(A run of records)
○ ○ ○ ○
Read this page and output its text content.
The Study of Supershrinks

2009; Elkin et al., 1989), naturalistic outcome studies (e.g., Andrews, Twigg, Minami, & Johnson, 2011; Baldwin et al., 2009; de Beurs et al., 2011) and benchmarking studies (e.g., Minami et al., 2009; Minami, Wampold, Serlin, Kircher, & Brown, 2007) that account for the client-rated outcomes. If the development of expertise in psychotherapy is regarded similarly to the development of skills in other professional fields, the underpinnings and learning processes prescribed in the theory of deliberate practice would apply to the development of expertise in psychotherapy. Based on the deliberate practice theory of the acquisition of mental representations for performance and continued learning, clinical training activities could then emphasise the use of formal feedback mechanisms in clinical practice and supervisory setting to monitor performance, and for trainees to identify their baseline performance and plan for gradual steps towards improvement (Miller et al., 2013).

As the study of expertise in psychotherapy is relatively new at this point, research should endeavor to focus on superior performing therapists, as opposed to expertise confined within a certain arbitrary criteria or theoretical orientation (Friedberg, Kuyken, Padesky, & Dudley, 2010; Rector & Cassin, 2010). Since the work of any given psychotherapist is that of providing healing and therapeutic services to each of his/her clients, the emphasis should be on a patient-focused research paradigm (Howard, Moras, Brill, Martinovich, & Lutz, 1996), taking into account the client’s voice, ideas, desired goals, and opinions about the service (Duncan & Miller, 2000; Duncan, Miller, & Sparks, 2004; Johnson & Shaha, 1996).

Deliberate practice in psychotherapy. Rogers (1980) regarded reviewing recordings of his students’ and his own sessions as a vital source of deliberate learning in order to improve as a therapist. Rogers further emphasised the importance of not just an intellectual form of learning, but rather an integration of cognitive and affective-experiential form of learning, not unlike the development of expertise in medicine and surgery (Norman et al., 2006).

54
○ ○ ○ ○
Written problem: Retype every entry word for word.

Result of this task:
Read this page and output its text content.
The Study of Supershrinks

2009; Elkin et al., 1989), naturalistic outcome studies (e.g., Andrews, Twigg, Minami, & Johnson, 2011; Baldwin et al., 2009; de Beurs et al., 2011) and benchmarking studies (e.g., Minami et al., 2009; Minami, Wampold, Serlin, Kircher, & Brown, 2007) that account for the client-rated outcomes. If the development of expertise in psychotherapy is regarded similarly to the development of skills in other professional fields, the underpinnings and learning processes prescribed in the theory of deliberate practice would apply to the development of expertise in psychotherapy. Based on the deliberate practice theory of the acquisition of mental representations for performance and continued learning, clinical training activities could then emphasise the use of formal feedback mechanisms in clinical practice and supervisory setting to monitor performance, and for trainees to identify their baseline performance and plan for gradual steps towards improvement (Miller et al., 2013).

As the study of expertise in psychotherapy is relatively new at this point, research should endeavor to focus on superior performing therapists, as opposed to expertise confined within a certain arbitrary criteria or theoretical orientation (Friedberg, Kuyken, Padesky, & Dudley, 2010; Rector & Cassin, 2010). Since the work of any given psychotherapist is that of providing healing and therapeutic services to each of his/her clients, the emphasis should be on a patient-focused research paradigm (Howard, Moras, Brill, Martinovich, & Lutz, 1996), taking into account the client’s voice, ideas, desired goals, and opinions about the service (Duncan & Miller, 2000; Duncan, Miller, & Sparks, 2004; Johnson & Shaha, 1996).

Deliberate practice in psychotherapy. Rogers (1980) regarded reviewing recordings of his students’ and his own sessions as a vital source of deliberate learning in order to improve as a therapist. Rogers further emphasised the importance of not just an intellectual form of learning, but rather an integration of cognitive and affective-experiential form of learning, not unlike the development of expertise in medicine and surgery (Norman et al., 2006).

54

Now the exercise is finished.